== Extracted material ==

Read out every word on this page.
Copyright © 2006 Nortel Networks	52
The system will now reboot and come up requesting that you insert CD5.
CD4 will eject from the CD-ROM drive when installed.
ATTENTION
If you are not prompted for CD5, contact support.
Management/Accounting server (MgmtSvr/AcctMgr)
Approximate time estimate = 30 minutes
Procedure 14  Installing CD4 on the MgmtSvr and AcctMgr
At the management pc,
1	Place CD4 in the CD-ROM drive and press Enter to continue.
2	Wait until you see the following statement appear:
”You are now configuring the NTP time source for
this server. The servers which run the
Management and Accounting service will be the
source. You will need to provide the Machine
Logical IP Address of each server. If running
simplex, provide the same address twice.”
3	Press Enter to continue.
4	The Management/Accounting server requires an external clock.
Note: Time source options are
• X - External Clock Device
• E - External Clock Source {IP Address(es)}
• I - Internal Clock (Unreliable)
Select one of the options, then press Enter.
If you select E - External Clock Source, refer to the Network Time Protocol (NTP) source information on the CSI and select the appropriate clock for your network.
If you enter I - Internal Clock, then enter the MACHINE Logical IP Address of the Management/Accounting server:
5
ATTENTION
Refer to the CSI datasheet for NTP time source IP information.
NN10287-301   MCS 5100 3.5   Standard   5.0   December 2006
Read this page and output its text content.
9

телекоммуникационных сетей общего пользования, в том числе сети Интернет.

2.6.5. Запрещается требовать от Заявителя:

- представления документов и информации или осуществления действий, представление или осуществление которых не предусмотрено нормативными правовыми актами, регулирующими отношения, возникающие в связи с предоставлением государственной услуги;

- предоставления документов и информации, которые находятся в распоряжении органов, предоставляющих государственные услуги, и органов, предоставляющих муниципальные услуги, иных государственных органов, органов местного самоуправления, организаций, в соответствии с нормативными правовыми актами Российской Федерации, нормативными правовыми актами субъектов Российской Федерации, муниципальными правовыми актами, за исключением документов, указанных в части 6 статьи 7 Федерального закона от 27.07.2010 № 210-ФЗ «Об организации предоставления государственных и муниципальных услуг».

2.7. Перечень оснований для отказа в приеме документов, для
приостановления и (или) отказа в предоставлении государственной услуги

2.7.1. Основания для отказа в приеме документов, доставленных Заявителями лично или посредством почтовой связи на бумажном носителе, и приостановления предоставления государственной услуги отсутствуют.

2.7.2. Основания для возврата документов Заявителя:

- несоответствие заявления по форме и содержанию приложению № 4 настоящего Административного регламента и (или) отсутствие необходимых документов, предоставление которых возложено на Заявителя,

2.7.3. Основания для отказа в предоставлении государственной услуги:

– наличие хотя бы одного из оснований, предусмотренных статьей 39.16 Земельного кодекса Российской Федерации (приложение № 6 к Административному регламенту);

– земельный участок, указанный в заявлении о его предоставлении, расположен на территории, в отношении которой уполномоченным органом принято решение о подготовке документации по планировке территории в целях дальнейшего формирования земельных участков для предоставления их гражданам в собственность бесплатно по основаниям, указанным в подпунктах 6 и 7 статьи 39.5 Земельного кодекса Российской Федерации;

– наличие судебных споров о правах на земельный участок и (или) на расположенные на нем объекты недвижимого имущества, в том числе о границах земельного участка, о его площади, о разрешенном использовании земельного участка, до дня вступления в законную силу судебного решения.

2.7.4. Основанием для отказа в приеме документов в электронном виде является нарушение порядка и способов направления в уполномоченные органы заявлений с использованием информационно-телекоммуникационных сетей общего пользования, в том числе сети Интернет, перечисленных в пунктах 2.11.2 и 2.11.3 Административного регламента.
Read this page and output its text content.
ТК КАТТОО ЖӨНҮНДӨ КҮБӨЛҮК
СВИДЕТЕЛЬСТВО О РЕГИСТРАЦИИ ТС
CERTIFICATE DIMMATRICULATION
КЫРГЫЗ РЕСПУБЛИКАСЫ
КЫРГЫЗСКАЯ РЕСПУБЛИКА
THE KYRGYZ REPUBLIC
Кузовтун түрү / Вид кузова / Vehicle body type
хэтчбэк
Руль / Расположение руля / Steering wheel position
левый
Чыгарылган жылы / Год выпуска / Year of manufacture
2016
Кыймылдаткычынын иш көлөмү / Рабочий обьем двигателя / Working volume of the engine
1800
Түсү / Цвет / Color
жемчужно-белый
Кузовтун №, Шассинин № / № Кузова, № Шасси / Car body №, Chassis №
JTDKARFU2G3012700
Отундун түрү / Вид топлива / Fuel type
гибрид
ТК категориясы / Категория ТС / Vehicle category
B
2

===

Task to carry out: Look through the entries above and report each line where the string "нормативными" occurs.

Exercise response:
- представления документов и информации или осуществления действий, представление или осуществление которых не предусмотрено нормативными правовыми актами, регулирующими отношения, возникающие в связи с предоставлением государственной услуги;
- предоставления документов и информации, которые находятся в распоряжении органов, предоставляющих государственные услуги, и органов, предоставляющих муниципальные услуги, иных государственных органов, органов местного самоуправления, организаций, в соответствии с нормативными правовыми актами Российской Федерации, нормативными правовыми актами субъектов Российской Федерации, муниципальными правовыми актами, за исключением документов, указанных в части 6 статьи 7 Федерального закона от 27.07.2010 № 210-ФЗ «Об организации предоставления государственных и муниципальных услуг».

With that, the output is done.